# Task details
Please copy each line of the data below word for word, and leave the pictures out of your copy.

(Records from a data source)

** BEGIN **

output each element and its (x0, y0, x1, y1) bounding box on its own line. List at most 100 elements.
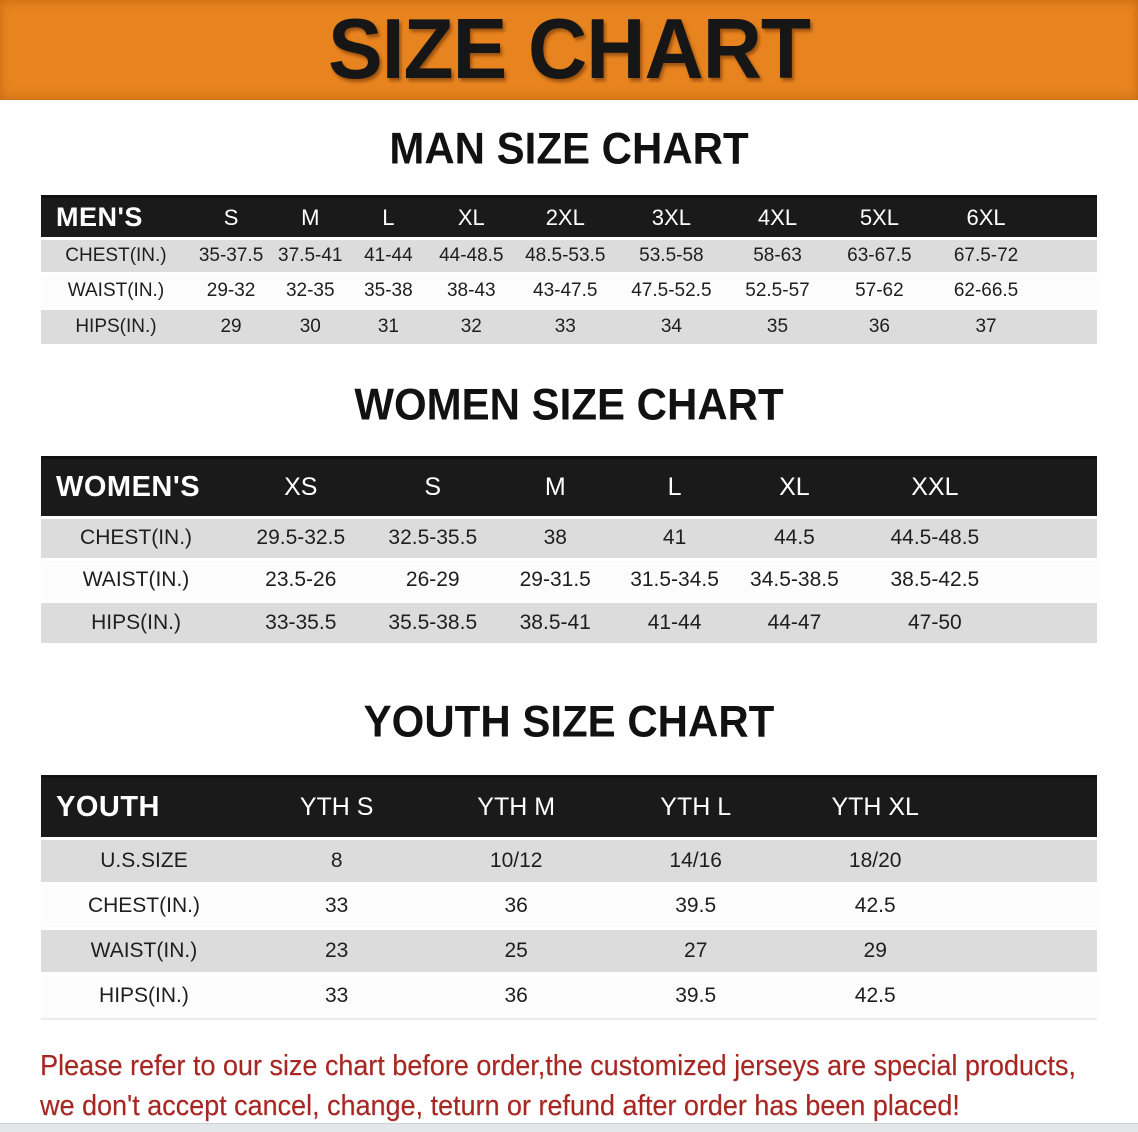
women-size-table: WOMEN'S XS S M L XL XXL CHEST(IN.) 29.5-32.5 32.… (41, 455, 1097, 643)
table-category-label: WOMEN'S (41, 455, 232, 517)
table-row: U.S.SIZE 8 10/12 14/16 18/20 (41, 837, 1097, 884)
row-label: CHEST(IN.) (41, 237, 191, 274)
size-value: 35.5-38.5 (370, 599, 496, 643)
size-value: 53.5-58 (615, 237, 728, 274)
size-value: 37.5-41 (271, 237, 350, 274)
size-value: 18/20 (785, 837, 965, 884)
table-row: CHEST(IN.) 35-37.5 37.5-41 41-44 44-48.5 48.5… (41, 237, 1097, 274)
disclaimer-note: Please refer to our size chart before or… (40, 1046, 1138, 1126)
size-value: 44.5-48.5 (855, 515, 1015, 559)
youth-section-heading: YOUTH SIZE CHART (363, 696, 775, 747)
youth-header-row: YOUTH YTH S YTH M YTH L YTH XL (41, 775, 1097, 839)
size-value: 23.5-26 (231, 557, 371, 601)
size-value: 34 (615, 307, 728, 344)
men-size-table: MEN'S S M L XL 2XL 3XL 4XL 5XL 6XL CHEST(IN.) 35-3… (41, 195, 1097, 344)
men-table-wrap: MEN'S S M L XL 2XL 3XL 4XL 5XL 6XL CHEST(IN.) 35-3… (41, 195, 1097, 344)
spacer-cell (1040, 195, 1097, 239)
size-column-header: 6XL (931, 195, 1041, 239)
size-column-header: XS (231, 455, 371, 517)
disclaimer-line-1: Please refer to our size chart before or… (40, 1049, 1076, 1082)
size-value: 39.5 (605, 972, 786, 1019)
size-value: 43-47.5 (515, 272, 616, 309)
size-column-header: M (495, 455, 616, 517)
size-value: 29 (190, 307, 272, 344)
size-value: 33-35.5 (231, 599, 371, 643)
size-value: 36 (426, 882, 606, 929)
size-column-header: 2XL (515, 195, 616, 239)
spacer-cell (1014, 599, 1097, 643)
size-value: 37 (931, 307, 1041, 344)
spacer-cell (1014, 557, 1097, 601)
table-row: HIPS(IN.) 33-35.5 35.5-38.5 38.5-41 41-44 44-… (41, 599, 1097, 643)
table-row: CHEST(IN.) 29.5-32.5 32.5-35.5 38 41 44.5 44.5… (41, 515, 1097, 559)
size-column-header: YTH L (605, 775, 786, 839)
youth-table-wrap: YOUTH YTH S YTH M YTH L YTH XL U.S.SIZE 8 10/1… (41, 775, 1097, 1020)
women-table-wrap: WOMEN'S XS S M L XL XXL CHEST(IN.) 29.5-32.5 32.… (41, 455, 1097, 643)
size-value: 67.5-72 (931, 237, 1041, 274)
size-column-header: M (271, 195, 350, 239)
youth-size-table: YOUTH YTH S YTH M YTH L YTH XL U.S.SIZE 8 10/1… (41, 775, 1097, 1020)
size-value: 30 (271, 307, 350, 344)
size-value: 33 (246, 882, 427, 929)
size-value: 44-47 (733, 599, 856, 643)
spacer-cell (1014, 515, 1097, 559)
row-label: HIPS(IN.) (41, 599, 232, 643)
size-chart-banner: SIZE CHART (0, 0, 1138, 100)
size-value: 36 (827, 307, 932, 344)
size-column-header: 3XL (615, 195, 728, 239)
spacer-cell (964, 972, 1097, 1019)
table-category-label: MEN'S (41, 195, 191, 239)
row-label: WAIST(IN.) (41, 557, 232, 601)
size-value: 14/16 (605, 837, 786, 884)
women-header-row: WOMEN'S XS S M L XL XXL (41, 455, 1097, 517)
row-label: CHEST(IN.) (41, 515, 232, 559)
size-value: 8 (246, 837, 427, 884)
size-column-header: 5XL (827, 195, 932, 239)
size-value: 52.5-57 (727, 272, 828, 309)
table-row: CHEST(IN.) 33 36 39.5 42.5 (41, 882, 1097, 929)
row-label: CHEST(IN.) (41, 882, 247, 929)
size-column-header: YTH M (426, 775, 606, 839)
size-value: 44.5 (733, 515, 856, 559)
disclaimer-line-2: we don't accept cancel, change, teturn o… (40, 1089, 960, 1122)
size-value: 29 (785, 927, 965, 974)
size-value: 33 (515, 307, 616, 344)
men-header-row: MEN'S S M L XL 2XL 3XL 4XL 5XL 6XL (41, 195, 1097, 239)
size-value: 29-31.5 (495, 557, 616, 601)
size-value: 29-32 (190, 272, 272, 309)
spacer-cell (1040, 307, 1097, 344)
size-value: 32-35 (271, 272, 350, 309)
size-column-header: S (370, 455, 496, 517)
size-value: 33 (246, 972, 427, 1019)
size-value: 38.5-42.5 (855, 557, 1015, 601)
table-row: WAIST(IN.) 29-32 32-35 35-38 38-43 43-47.5 47.… (41, 272, 1097, 309)
spacer-cell (964, 882, 1097, 929)
size-value: 63-67.5 (827, 237, 932, 274)
size-value: 58-63 (727, 237, 828, 274)
spacer-cell (964, 837, 1097, 884)
size-value: 29.5-32.5 (231, 515, 371, 559)
size-value: 32.5-35.5 (370, 515, 496, 559)
size-value: 23 (246, 927, 427, 974)
size-value: 35 (727, 307, 828, 344)
spacer-cell (1014, 455, 1097, 517)
table-row: WAIST(IN.) 23 25 27 29 (41, 927, 1097, 974)
size-value: 34.5-38.5 (733, 557, 856, 601)
size-column-header: L (615, 455, 734, 517)
men-section-heading: MAN SIZE CHART (389, 123, 749, 174)
size-value: 35-37.5 (190, 237, 272, 274)
size-value: 25 (426, 927, 606, 974)
size-column-header: XXL (855, 455, 1015, 517)
row-label: HIPS(IN.) (41, 972, 247, 1019)
size-value: 47.5-52.5 (615, 272, 728, 309)
size-value: 26-29 (370, 557, 496, 601)
row-label: HIPS(IN.) (41, 307, 191, 344)
spacer-cell (1040, 272, 1097, 309)
size-value: 44-48.5 (427, 237, 516, 274)
size-column-header: L (349, 195, 428, 239)
size-value: 57-62 (827, 272, 932, 309)
row-label: WAIST(IN.) (41, 927, 247, 974)
women-section-heading: WOMEN SIZE CHART (354, 379, 784, 429)
row-label: WAIST(IN.) (41, 272, 191, 309)
table-row: WAIST(IN.) 23.5-26 26-29 29-31.5 31.5-34.5 34… (41, 557, 1097, 601)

** END **

# Completed exercise
output each element and its (x0, y0, x1, y1) bounding box on its own line. List at most 100 elements.
women-size-table: WOMEN'S XS S M L XL XXL CHEST(IN.) 29.5-32.5 32.… (41, 455, 1097, 643)
table-category-label: WOMEN'S (41, 455, 232, 517)
table-row: U.S.SIZE 8 10/12 14/16 18/20 (41, 837, 1097, 884)
row-label: CHEST(IN.) (41, 237, 191, 274)
size-value: 35.5-38.5 (370, 599, 496, 643)
size-value: 53.5-58 (615, 237, 728, 274)
size-value: 37.5-41 (271, 237, 350, 274)
size-value: 18/20 (785, 837, 965, 884)
table-row: CHEST(IN.) 35-37.5 37.5-41 41-44 44-48.5 48.5… (41, 237, 1097, 274)
disclaimer-note: Please refer to our size chart before or… (40, 1046, 1138, 1126)
size-value: 44.5-48.5 (855, 515, 1015, 559)
youth-section-heading: YOUTH SIZE CHART (363, 696, 775, 747)
youth-header-row: YOUTH YTH S YTH M YTH L YTH XL (41, 775, 1097, 839)
size-value: 23.5-26 (231, 557, 371, 601)
size-value: 34 (615, 307, 728, 344)
men-size-table: MEN'S S M L XL 2XL 3XL 4XL 5XL 6XL CHEST(IN.) 35-3… (41, 195, 1097, 344)
men-table-wrap: MEN'S S M L XL 2XL 3XL 4XL 5XL 6XL CHEST(IN.) 35-3… (41, 195, 1097, 344)
spacer-cell (1040, 195, 1097, 239)
size-column-header: 6XL (931, 195, 1041, 239)
size-column-header: XS (231, 455, 371, 517)
disclaimer-line-1: Please refer to our size chart before or… (40, 1049, 1076, 1082)
size-value: 39.5 (605, 972, 786, 1019)
size-value: 43-47.5 (515, 272, 616, 309)
size-column-header: M (495, 455, 616, 517)
size-value: 29 (190, 307, 272, 344)
size-value: 33-35.5 (231, 599, 371, 643)
size-value: 36 (426, 882, 606, 929)
size-column-header: 2XL (515, 195, 616, 239)
spacer-cell (1014, 599, 1097, 643)
size-value: 37 (931, 307, 1041, 344)
spacer-cell (1014, 557, 1097, 601)
table-row: HIPS(IN.) 33-35.5 35.5-38.5 38.5-41 41-44 44-… (41, 599, 1097, 643)
table-row: CHEST(IN.) 29.5-32.5 32.5-35.5 38 41 44.5 44.5… (41, 515, 1097, 559)
size-column-header: YTH L (605, 775, 786, 839)
youth-table-wrap: YOUTH YTH S YTH M YTH L YTH XL U.S.SIZE 8 10/1… (41, 775, 1097, 1020)
women-table-wrap: WOMEN'S XS S M L XL XXL CHEST(IN.) 29.5-32.5 32.… (41, 455, 1097, 643)
size-value: 67.5-72 (931, 237, 1041, 274)
size-column-header: M (271, 195, 350, 239)
youth-size-table: YOUTH YTH S YTH M YTH L YTH XL U.S.SIZE 8 10/1… (41, 775, 1097, 1020)
size-value: 30 (271, 307, 350, 344)
size-value: 33 (246, 882, 427, 929)
size-value: 44-47 (733, 599, 856, 643)
spacer-cell (1014, 515, 1097, 559)
row-label: HIPS(IN.) (41, 599, 232, 643)
size-chart-banner: SIZE CHART (0, 0, 1138, 100)
size-value: 36 (827, 307, 932, 344)
size-column-header: 3XL (615, 195, 728, 239)
spacer-cell (964, 972, 1097, 1019)
table-category-label: MEN'S (41, 195, 191, 239)
row-label: WAIST(IN.) (41, 557, 232, 601)
size-value: 14/16 (605, 837, 786, 884)
women-header-row: WOMEN'S XS S M L XL XXL (41, 455, 1097, 517)
row-label: CHEST(IN.) (41, 515, 232, 559)
size-value: 8 (246, 837, 427, 884)
size-column-header: 5XL (827, 195, 932, 239)
size-value: 52.5-57 (727, 272, 828, 309)
table-row: CHEST(IN.) 33 36 39.5 42.5 (41, 882, 1097, 929)
row-label: CHEST(IN.) (41, 882, 247, 929)
size-column-header: YTH M (426, 775, 606, 839)
size-value: 44.5 (733, 515, 856, 559)
disclaimer-line-2: we don't accept cancel, change, teturn o… (40, 1089, 960, 1122)
size-value: 29 (785, 927, 965, 974)
size-value: 33 (515, 307, 616, 344)
men-header-row: MEN'S S M L XL 2XL 3XL 4XL 5XL 6XL (41, 195, 1097, 239)
size-value: 29-31.5 (495, 557, 616, 601)
size-value: 29-32 (190, 272, 272, 309)
spacer-cell (1040, 307, 1097, 344)
size-value: 32-35 (271, 272, 350, 309)
size-column-header: S (370, 455, 496, 517)
size-value: 33 (246, 972, 427, 1019)
size-value: 38.5-42.5 (855, 557, 1015, 601)
table-row: WAIST(IN.) 29-32 32-35 35-38 38-43 43-47.5 47.… (41, 272, 1097, 309)
spacer-cell (964, 882, 1097, 929)
size-value: 63-67.5 (827, 237, 932, 274)
size-value: 58-63 (727, 237, 828, 274)
spacer-cell (964, 837, 1097, 884)
size-value: 29.5-32.5 (231, 515, 371, 559)
size-value: 32.5-35.5 (370, 515, 496, 559)
size-value: 23 (246, 927, 427, 974)
size-value: 35 (727, 307, 828, 344)
spacer-cell (1014, 455, 1097, 517)
table-row: WAIST(IN.) 23 25 27 29 (41, 927, 1097, 974)
size-value: 34.5-38.5 (733, 557, 856, 601)
size-column-header: L (615, 455, 734, 517)
men-section-heading: MAN SIZE CHART (389, 123, 749, 174)
size-value: 35-37.5 (190, 237, 272, 274)
size-value: 25 (426, 927, 606, 974)
size-column-header: XXL (855, 455, 1015, 517)
row-label: HIPS(IN.) (41, 972, 247, 1019)
size-value: 47.5-52.5 (615, 272, 728, 309)
size-value: 26-29 (370, 557, 496, 601)
row-label: HIPS(IN.) (41, 307, 191, 344)
spacer-cell (1040, 272, 1097, 309)
size-value: 44-48.5 (427, 237, 516, 274)
size-column-header: L (349, 195, 428, 239)
size-value: 57-62 (827, 272, 932, 309)
row-label: WAIST(IN.) (41, 927, 247, 974)
women-section-heading: WOMEN SIZE CHART (354, 379, 784, 429)
row-label: WAIST(IN.) (41, 272, 191, 309)
table-row: WAIST(IN.) 23.5-26 26-29 29-31.5 31.5-34.5 34… (41, 557, 1097, 601)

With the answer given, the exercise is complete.